In the listing below, copy the lines from the start through the line containing "table-row[interactable] [0,576,1760,609]", changing "Insurance" to "Travel" and leaving everything else as it is.

EXERCISE INPUTS:
◇ ◇ ◇
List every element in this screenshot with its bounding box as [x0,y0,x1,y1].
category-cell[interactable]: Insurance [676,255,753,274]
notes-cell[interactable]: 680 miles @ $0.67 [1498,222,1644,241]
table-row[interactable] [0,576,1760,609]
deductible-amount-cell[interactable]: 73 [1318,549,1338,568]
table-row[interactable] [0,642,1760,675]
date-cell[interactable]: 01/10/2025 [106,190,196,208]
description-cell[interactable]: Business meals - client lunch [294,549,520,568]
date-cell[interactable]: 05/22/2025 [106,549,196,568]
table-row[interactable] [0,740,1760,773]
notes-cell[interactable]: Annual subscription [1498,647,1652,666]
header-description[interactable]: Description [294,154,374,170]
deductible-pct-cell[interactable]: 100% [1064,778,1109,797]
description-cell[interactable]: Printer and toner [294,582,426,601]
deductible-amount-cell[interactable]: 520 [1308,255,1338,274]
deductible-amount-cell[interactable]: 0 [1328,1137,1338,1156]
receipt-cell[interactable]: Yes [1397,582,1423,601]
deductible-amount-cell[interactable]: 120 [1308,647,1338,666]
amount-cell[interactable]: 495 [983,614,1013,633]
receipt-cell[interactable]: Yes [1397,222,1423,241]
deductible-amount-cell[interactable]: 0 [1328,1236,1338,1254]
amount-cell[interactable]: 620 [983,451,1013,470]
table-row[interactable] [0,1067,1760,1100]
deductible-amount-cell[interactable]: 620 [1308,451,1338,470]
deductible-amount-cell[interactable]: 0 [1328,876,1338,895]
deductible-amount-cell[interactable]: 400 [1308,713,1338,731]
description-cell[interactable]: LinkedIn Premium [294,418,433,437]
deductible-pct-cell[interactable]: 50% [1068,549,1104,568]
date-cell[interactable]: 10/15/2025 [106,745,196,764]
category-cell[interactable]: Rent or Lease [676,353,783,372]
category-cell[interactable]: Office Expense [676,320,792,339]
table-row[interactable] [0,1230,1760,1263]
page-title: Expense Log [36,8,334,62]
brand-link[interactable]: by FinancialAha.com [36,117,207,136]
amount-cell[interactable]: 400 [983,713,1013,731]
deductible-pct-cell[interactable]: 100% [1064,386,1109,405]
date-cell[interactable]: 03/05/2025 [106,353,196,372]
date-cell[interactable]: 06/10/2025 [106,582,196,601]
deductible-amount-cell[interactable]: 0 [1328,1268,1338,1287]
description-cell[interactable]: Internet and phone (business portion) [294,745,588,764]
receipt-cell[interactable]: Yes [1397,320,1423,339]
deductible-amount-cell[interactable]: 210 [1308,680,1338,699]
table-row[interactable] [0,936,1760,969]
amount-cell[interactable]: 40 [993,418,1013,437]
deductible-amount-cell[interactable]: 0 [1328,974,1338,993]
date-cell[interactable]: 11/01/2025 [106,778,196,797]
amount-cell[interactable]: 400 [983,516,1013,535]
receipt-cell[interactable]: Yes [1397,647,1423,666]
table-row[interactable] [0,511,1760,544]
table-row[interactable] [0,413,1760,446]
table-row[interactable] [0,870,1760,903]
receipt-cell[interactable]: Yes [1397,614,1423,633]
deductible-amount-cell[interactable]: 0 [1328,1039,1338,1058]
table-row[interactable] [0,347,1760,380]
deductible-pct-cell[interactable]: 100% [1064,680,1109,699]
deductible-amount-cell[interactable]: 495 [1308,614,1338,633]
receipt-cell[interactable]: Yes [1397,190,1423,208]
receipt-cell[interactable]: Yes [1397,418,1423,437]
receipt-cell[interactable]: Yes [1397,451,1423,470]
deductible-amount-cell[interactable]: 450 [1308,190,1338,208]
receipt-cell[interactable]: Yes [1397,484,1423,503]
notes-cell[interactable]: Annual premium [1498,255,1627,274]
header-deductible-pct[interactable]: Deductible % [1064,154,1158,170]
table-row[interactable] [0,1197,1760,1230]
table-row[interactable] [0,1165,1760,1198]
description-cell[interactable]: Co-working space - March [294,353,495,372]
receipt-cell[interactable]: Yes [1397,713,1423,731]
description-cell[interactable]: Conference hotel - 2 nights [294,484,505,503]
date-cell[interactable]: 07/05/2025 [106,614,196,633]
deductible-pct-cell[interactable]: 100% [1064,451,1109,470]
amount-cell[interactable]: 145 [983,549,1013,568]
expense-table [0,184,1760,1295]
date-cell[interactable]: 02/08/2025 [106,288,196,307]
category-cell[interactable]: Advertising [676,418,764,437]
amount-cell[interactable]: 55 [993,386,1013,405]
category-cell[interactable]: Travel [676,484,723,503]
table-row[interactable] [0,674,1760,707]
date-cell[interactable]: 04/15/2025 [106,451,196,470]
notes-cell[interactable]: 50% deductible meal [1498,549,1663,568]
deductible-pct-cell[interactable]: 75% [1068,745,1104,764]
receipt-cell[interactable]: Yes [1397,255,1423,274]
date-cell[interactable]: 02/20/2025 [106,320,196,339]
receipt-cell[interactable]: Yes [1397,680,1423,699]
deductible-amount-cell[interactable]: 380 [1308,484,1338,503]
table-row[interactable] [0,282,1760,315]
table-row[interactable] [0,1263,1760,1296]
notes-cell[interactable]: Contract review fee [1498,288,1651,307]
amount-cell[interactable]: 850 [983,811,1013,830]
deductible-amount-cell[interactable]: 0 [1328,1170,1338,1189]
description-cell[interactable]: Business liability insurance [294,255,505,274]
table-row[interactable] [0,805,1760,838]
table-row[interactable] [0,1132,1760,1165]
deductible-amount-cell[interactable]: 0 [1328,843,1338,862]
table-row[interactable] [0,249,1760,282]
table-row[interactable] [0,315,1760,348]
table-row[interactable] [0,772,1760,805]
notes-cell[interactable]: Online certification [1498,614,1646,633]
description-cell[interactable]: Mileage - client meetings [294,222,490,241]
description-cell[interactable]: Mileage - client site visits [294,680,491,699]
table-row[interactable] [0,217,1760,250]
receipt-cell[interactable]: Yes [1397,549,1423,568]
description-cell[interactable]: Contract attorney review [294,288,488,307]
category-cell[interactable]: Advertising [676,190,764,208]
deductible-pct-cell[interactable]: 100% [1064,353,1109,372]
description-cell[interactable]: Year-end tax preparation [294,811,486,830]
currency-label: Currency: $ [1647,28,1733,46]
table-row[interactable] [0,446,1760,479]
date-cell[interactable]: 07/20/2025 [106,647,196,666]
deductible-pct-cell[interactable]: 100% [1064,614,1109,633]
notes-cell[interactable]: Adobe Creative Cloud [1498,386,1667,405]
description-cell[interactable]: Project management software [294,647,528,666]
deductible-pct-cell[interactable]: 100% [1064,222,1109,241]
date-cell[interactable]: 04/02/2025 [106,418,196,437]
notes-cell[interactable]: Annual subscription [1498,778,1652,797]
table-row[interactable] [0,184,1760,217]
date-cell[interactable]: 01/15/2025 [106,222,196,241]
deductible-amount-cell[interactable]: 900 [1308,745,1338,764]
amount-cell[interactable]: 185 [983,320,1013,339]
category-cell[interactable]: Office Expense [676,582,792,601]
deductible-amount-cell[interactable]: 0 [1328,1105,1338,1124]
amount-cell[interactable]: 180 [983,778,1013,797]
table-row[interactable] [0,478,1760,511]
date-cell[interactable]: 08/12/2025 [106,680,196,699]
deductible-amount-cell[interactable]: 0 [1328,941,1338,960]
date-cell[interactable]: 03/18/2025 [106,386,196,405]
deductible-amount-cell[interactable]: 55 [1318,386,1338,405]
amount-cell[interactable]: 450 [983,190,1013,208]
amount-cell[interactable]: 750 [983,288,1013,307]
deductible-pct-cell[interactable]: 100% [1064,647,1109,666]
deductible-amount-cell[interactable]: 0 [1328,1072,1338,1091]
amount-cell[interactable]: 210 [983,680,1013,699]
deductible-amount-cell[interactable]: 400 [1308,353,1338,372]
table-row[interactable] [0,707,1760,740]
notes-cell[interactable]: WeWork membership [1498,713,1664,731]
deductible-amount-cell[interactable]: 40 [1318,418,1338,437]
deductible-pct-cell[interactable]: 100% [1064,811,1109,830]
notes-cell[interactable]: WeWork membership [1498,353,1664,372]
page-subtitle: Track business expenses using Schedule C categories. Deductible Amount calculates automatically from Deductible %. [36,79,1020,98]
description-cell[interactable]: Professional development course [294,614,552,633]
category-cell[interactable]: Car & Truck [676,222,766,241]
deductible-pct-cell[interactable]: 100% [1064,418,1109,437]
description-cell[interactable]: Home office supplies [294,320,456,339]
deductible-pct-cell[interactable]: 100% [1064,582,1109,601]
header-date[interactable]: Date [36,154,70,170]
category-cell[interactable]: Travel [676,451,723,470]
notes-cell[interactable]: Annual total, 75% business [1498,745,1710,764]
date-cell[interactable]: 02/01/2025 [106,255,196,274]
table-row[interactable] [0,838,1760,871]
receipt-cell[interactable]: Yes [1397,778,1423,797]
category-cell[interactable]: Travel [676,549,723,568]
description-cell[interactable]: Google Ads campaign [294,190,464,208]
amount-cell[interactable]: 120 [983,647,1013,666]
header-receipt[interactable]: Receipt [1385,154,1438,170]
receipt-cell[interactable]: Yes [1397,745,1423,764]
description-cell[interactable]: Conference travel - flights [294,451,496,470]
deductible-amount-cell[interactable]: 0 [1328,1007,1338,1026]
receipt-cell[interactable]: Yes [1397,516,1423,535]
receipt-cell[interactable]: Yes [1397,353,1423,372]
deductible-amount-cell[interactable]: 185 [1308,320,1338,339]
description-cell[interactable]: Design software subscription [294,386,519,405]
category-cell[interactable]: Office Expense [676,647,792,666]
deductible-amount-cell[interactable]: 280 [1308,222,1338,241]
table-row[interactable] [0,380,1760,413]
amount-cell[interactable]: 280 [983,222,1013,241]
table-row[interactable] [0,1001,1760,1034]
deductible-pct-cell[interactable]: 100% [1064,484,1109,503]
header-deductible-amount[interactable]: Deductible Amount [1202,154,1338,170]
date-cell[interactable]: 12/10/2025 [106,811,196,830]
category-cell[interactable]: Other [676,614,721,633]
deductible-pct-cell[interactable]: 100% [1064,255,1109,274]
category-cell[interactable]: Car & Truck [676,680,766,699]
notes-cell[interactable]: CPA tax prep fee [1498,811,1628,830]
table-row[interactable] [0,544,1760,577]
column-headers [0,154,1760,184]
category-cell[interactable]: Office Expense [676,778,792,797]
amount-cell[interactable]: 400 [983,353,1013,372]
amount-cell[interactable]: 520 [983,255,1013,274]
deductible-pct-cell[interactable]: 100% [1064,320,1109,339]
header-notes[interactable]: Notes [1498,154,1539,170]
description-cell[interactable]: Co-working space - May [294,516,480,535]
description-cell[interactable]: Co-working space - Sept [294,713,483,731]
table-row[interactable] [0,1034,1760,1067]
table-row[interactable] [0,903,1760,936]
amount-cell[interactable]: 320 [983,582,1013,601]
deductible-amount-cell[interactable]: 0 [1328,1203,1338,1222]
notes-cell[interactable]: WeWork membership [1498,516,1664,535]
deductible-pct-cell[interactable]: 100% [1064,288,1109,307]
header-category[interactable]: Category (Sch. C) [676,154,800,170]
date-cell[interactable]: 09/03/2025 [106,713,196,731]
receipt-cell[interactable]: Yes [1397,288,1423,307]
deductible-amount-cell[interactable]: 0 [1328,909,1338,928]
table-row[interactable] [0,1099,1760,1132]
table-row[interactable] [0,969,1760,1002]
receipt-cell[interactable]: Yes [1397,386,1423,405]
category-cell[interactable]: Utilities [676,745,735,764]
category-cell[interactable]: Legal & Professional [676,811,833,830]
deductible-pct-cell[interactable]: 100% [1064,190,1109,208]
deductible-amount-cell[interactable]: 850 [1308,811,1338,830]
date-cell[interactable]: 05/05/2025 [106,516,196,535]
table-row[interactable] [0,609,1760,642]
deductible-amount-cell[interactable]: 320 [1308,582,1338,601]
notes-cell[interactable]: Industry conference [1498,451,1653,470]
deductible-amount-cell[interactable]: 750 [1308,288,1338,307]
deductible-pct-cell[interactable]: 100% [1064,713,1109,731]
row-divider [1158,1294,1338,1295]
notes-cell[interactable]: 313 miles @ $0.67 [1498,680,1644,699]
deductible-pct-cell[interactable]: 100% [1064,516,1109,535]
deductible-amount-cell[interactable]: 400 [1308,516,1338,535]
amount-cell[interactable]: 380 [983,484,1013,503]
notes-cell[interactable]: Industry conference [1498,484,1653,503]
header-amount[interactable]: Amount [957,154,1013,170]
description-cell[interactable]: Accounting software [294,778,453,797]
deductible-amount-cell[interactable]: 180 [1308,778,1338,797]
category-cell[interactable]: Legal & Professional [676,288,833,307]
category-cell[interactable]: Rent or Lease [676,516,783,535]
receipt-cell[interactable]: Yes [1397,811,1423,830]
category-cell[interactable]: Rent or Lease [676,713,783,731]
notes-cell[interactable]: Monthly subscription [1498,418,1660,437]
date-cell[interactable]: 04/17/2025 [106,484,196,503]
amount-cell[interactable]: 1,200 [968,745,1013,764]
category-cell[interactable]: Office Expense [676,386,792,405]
◇ ◇ ◇
SOLUTION BELOW:
List every element in this screenshot with its bounding box as [x0,y0,x1,y1].
category-cell[interactable]: Travel [676,255,753,274]
notes-cell[interactable]: 680 miles @ $0.67 [1498,222,1644,241]
table-row[interactable] [0,576,1760,609]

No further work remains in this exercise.